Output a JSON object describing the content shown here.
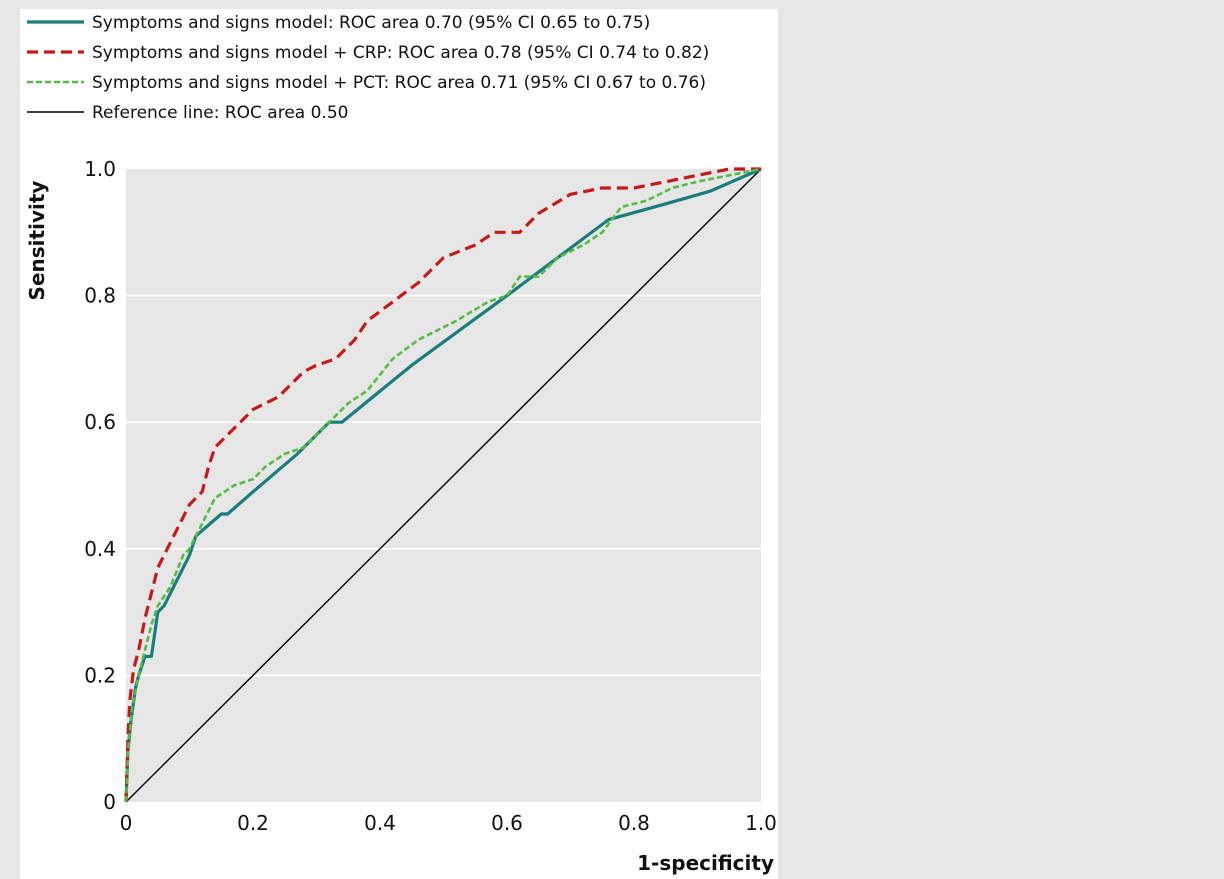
{
  "chart_data": {
    "type": "line",
    "title": "",
    "xlabel": "1-specificity",
    "ylabel": "Sensitivity",
    "xlim": [
      0,
      1
    ],
    "ylim": [
      0,
      1
    ],
    "x_ticks": [
      "0",
      "0.2",
      "0.4",
      "0.6",
      "0.8",
      "1.0"
    ],
    "y_ticks": [
      "0",
      "0.2",
      "0.4",
      "0.6",
      "0.8",
      "1.0"
    ],
    "grid": "horizontal",
    "plot_background": "#e6e6e6",
    "legend_position": "top",
    "legend": [
      {
        "series": "Symptoms and signs model",
        "label": "Symptoms and signs model: ROC area 0.70 (95% CI 0.65 to 0.75)",
        "color": "#1a7d7d",
        "style": "solid"
      },
      {
        "series": "Symptoms and signs model + CRP",
        "label": "Symptoms and signs model + CRP: ROC area 0.78 (95% CI 0.74 to 0.82)",
        "color": "#c41a1a",
        "style": "dashed"
      },
      {
        "series": "Symptoms and signs model + PCT",
        "label": "Symptoms and signs model + PCT: ROC area 0.71 (95% CI 0.67 to 0.76)",
        "color": "#55bb44",
        "style": "dashed-fine"
      },
      {
        "series": "Reference line",
        "label": "Reference line: ROC area 0.50",
        "color": "#000000",
        "style": "solid-thin"
      }
    ],
    "series": [
      {
        "name": "Symptoms and signs model",
        "points": [
          [
            0,
            0
          ],
          [
            0.003,
            0.08
          ],
          [
            0.008,
            0.13
          ],
          [
            0.015,
            0.18
          ],
          [
            0.02,
            0.2
          ],
          [
            0.03,
            0.23
          ],
          [
            0.04,
            0.23
          ],
          [
            0.05,
            0.3
          ],
          [
            0.06,
            0.31
          ],
          [
            0.08,
            0.35
          ],
          [
            0.1,
            0.39
          ],
          [
            0.11,
            0.42
          ],
          [
            0.15,
            0.455
          ],
          [
            0.16,
            0.455
          ],
          [
            0.2,
            0.49
          ],
          [
            0.27,
            0.55
          ],
          [
            0.3,
            0.58
          ],
          [
            0.32,
            0.6
          ],
          [
            0.34,
            0.6
          ],
          [
            0.45,
            0.69
          ],
          [
            0.6,
            0.8
          ],
          [
            0.7,
            0.875
          ],
          [
            0.76,
            0.92
          ],
          [
            0.85,
            0.945
          ],
          [
            0.92,
            0.965
          ],
          [
            1.0,
            1.0
          ]
        ]
      },
      {
        "name": "Symptoms and signs model + CRP",
        "points": [
          [
            0,
            0
          ],
          [
            0.003,
            0.1
          ],
          [
            0.006,
            0.16
          ],
          [
            0.012,
            0.21
          ],
          [
            0.02,
            0.24
          ],
          [
            0.03,
            0.29
          ],
          [
            0.04,
            0.33
          ],
          [
            0.05,
            0.37
          ],
          [
            0.06,
            0.39
          ],
          [
            0.08,
            0.43
          ],
          [
            0.1,
            0.47
          ],
          [
            0.12,
            0.49
          ],
          [
            0.13,
            0.53
          ],
          [
            0.14,
            0.56
          ],
          [
            0.16,
            0.58
          ],
          [
            0.18,
            0.6
          ],
          [
            0.2,
            0.62
          ],
          [
            0.24,
            0.64
          ],
          [
            0.28,
            0.68
          ],
          [
            0.3,
            0.69
          ],
          [
            0.33,
            0.7
          ],
          [
            0.36,
            0.73
          ],
          [
            0.38,
            0.76
          ],
          [
            0.42,
            0.79
          ],
          [
            0.46,
            0.82
          ],
          [
            0.5,
            0.86
          ],
          [
            0.55,
            0.88
          ],
          [
            0.58,
            0.9
          ],
          [
            0.62,
            0.9
          ],
          [
            0.65,
            0.93
          ],
          [
            0.7,
            0.96
          ],
          [
            0.75,
            0.97
          ],
          [
            0.8,
            0.97
          ],
          [
            0.85,
            0.98
          ],
          [
            0.9,
            0.99
          ],
          [
            0.95,
            1.0
          ],
          [
            1.0,
            1.0
          ]
        ]
      },
      {
        "name": "Symptoms and signs model + PCT",
        "points": [
          [
            0,
            0
          ],
          [
            0.004,
            0.09
          ],
          [
            0.01,
            0.15
          ],
          [
            0.02,
            0.2
          ],
          [
            0.03,
            0.24
          ],
          [
            0.04,
            0.28
          ],
          [
            0.05,
            0.31
          ],
          [
            0.07,
            0.34
          ],
          [
            0.09,
            0.39
          ],
          [
            0.1,
            0.4
          ],
          [
            0.12,
            0.44
          ],
          [
            0.14,
            0.48
          ],
          [
            0.17,
            0.5
          ],
          [
            0.2,
            0.51
          ],
          [
            0.22,
            0.53
          ],
          [
            0.25,
            0.55
          ],
          [
            0.28,
            0.56
          ],
          [
            0.3,
            0.58
          ],
          [
            0.35,
            0.63
          ],
          [
            0.38,
            0.65
          ],
          [
            0.42,
            0.7
          ],
          [
            0.46,
            0.73
          ],
          [
            0.52,
            0.76
          ],
          [
            0.57,
            0.79
          ],
          [
            0.6,
            0.8
          ],
          [
            0.62,
            0.83
          ],
          [
            0.65,
            0.83
          ],
          [
            0.68,
            0.86
          ],
          [
            0.72,
            0.88
          ],
          [
            0.75,
            0.9
          ],
          [
            0.78,
            0.94
          ],
          [
            0.82,
            0.95
          ],
          [
            0.86,
            0.97
          ],
          [
            0.9,
            0.98
          ],
          [
            0.95,
            0.99
          ],
          [
            1.0,
            1.0
          ]
        ]
      },
      {
        "name": "Reference line",
        "points": [
          [
            0,
            0
          ],
          [
            1,
            1
          ]
        ]
      }
    ]
  }
}
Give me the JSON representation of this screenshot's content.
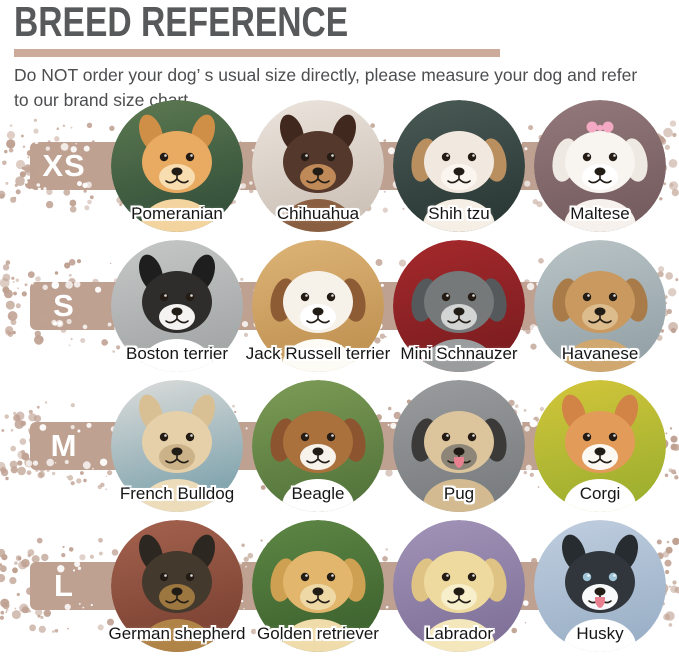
{
  "header": {
    "title": "BREED REFERENCE",
    "line1": "Do NOT order your dog’ s usual size directly, please measure your dog and refer",
    "line2": "to our brand size chart"
  },
  "colors": {
    "title": "#58595b",
    "body_text": "#4c4d4f",
    "divider_bar": "#cdab9a",
    "splatter_band": "#bfa192",
    "size_label": "#ffffff",
    "breed_label": "#161616"
  },
  "rows": [
    {
      "size": "XS",
      "breeds": [
        {
          "name": "Pomeranian",
          "ears": "pointy",
          "bg": [
            "#5d7a52",
            "#34503a"
          ],
          "fur": "#e9aa62",
          "ear": "#cf8f47",
          "muzzle": "#f7ddb0",
          "chest": "#f3d49e"
        },
        {
          "name": "Chihuahua",
          "ears": "pointy",
          "bg": [
            "#ece5dd",
            "#cdc2b8"
          ],
          "fur": "#54382b",
          "ear": "#41281f",
          "muzzle": "#c08a58",
          "chest": "#8a5f41"
        },
        {
          "name": "Shih tzu",
          "ears": "floppy",
          "bg": [
            "#4a5a55",
            "#2c3a37"
          ],
          "fur": "#f1e9df",
          "ear": "#b98f60",
          "muzzle": "#faf6ef",
          "chest": "#f5efe6"
        },
        {
          "name": "Maltese",
          "ears": "floppy",
          "bg": [
            "#93797b",
            "#765d60"
          ],
          "fur": "#f8f4f0",
          "ear": "#efe9e3",
          "muzzle": "#ffffff",
          "chest": "#f6f1ec",
          "bow": "#f3a9c3"
        }
      ]
    },
    {
      "size": "S",
      "breeds": [
        {
          "name": "Boston terrier",
          "ears": "pointy",
          "bg": [
            "#c6c8c8",
            "#a3a6a6"
          ],
          "fur": "#2e2d2c",
          "ear": "#1f1e1e",
          "muzzle": "#f4f3f1",
          "chest": "#ffffff"
        },
        {
          "name": "Jack Russell terrier",
          "ears": "floppy",
          "bg": [
            "#ddb477",
            "#c09252"
          ],
          "fur": "#f6f1e9",
          "ear": "#8e5c34",
          "muzzle": "#ffffff",
          "chest": "#fdfbf6"
        },
        {
          "name": "Mini Schnauzer",
          "ears": "floppy",
          "bg": [
            "#a5292c",
            "#7c1d20"
          ],
          "fur": "#76797a",
          "ear": "#56595b",
          "muzzle": "#d3d5d4",
          "chest": "#9a9d9e"
        },
        {
          "name": "Havanese",
          "ears": "floppy",
          "bg": [
            "#bac4c7",
            "#95a3a8"
          ],
          "fur": "#c9995f",
          "ear": "#a87b49",
          "muzzle": "#dcbb8d",
          "chest": "#cfa76f"
        }
      ]
    },
    {
      "size": "M",
      "breeds": [
        {
          "name": "French Bulldog",
          "ears": "pointy",
          "bg": [
            "#dddddb",
            "#7fa3ad"
          ],
          "fur": "#e5d0a9",
          "ear": "#d8c094",
          "muzzle": "#cbb289",
          "chest": "#eddcb9"
        },
        {
          "name": "Beagle",
          "ears": "floppy",
          "bg": [
            "#7d9c57",
            "#55763c"
          ],
          "fur": "#ab713c",
          "ear": "#8c5530",
          "muzzle": "#f7f2ea",
          "chest": "#ffffff"
        },
        {
          "name": "Pug",
          "ears": "floppy",
          "bg": [
            "#9a9c9e",
            "#7b7e80"
          ],
          "fur": "#dcc49c",
          "ear": "#3b3a39",
          "muzzle": "#8c8578",
          "chest": "#d3ba90",
          "tongue": "#e8808f"
        },
        {
          "name": "Corgi",
          "ears": "pointy",
          "bg": [
            "#d3c63b",
            "#9fb02f"
          ],
          "fur": "#e29b59",
          "ear": "#d28446",
          "muzzle": "#fdf9f2",
          "chest": "#ffffff"
        }
      ]
    },
    {
      "size": "L",
      "breeds": [
        {
          "name": "German shepherd",
          "ears": "pointy",
          "bg": [
            "#a4624e",
            "#7c4233"
          ],
          "fur": "#43392c",
          "ear": "#2c2721",
          "muzzle": "#9c773f",
          "chest": "#b08447"
        },
        {
          "name": "Golden retriever",
          "ears": "floppy",
          "bg": [
            "#5e8745",
            "#3e632f"
          ],
          "fur": "#e2b66c",
          "ear": "#cda052",
          "muzzle": "#eed9a6",
          "chest": "#f0dcab"
        },
        {
          "name": "Labrador",
          "ears": "floppy",
          "bg": [
            "#a294b8",
            "#81729a"
          ],
          "fur": "#eeda9f",
          "ear": "#dfc384",
          "muzzle": "#f7eecb",
          "chest": "#f4e7bb"
        },
        {
          "name": "Husky",
          "ears": "pointy",
          "bg": [
            "#c0cedf",
            "#9cb1c8"
          ],
          "fur": "#31363c",
          "ear": "#272c31",
          "muzzle": "#f8f9fa",
          "chest": "#ffffff",
          "eye": "#9fc4d8",
          "tongue": "#e8808f"
        }
      ]
    }
  ]
}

——

◆ Task directions ◆
Wherever the string "area" appears in the entries above, list that line.

◆ Full answer ◆
        "label": "Symptoms and signs model: ROC area 0.70 (95% CI 0.65 to 0.75)",
        "label": "Symptoms and signs model + CRP: ROC area 0.78 (95% CI 0.74 to 0.82)",
        "label": "Symptoms and signs model + PCT: ROC area 0.71 (95% CI 0.67 to 0.76)",
        "label": "Reference line: ROC area 0.50",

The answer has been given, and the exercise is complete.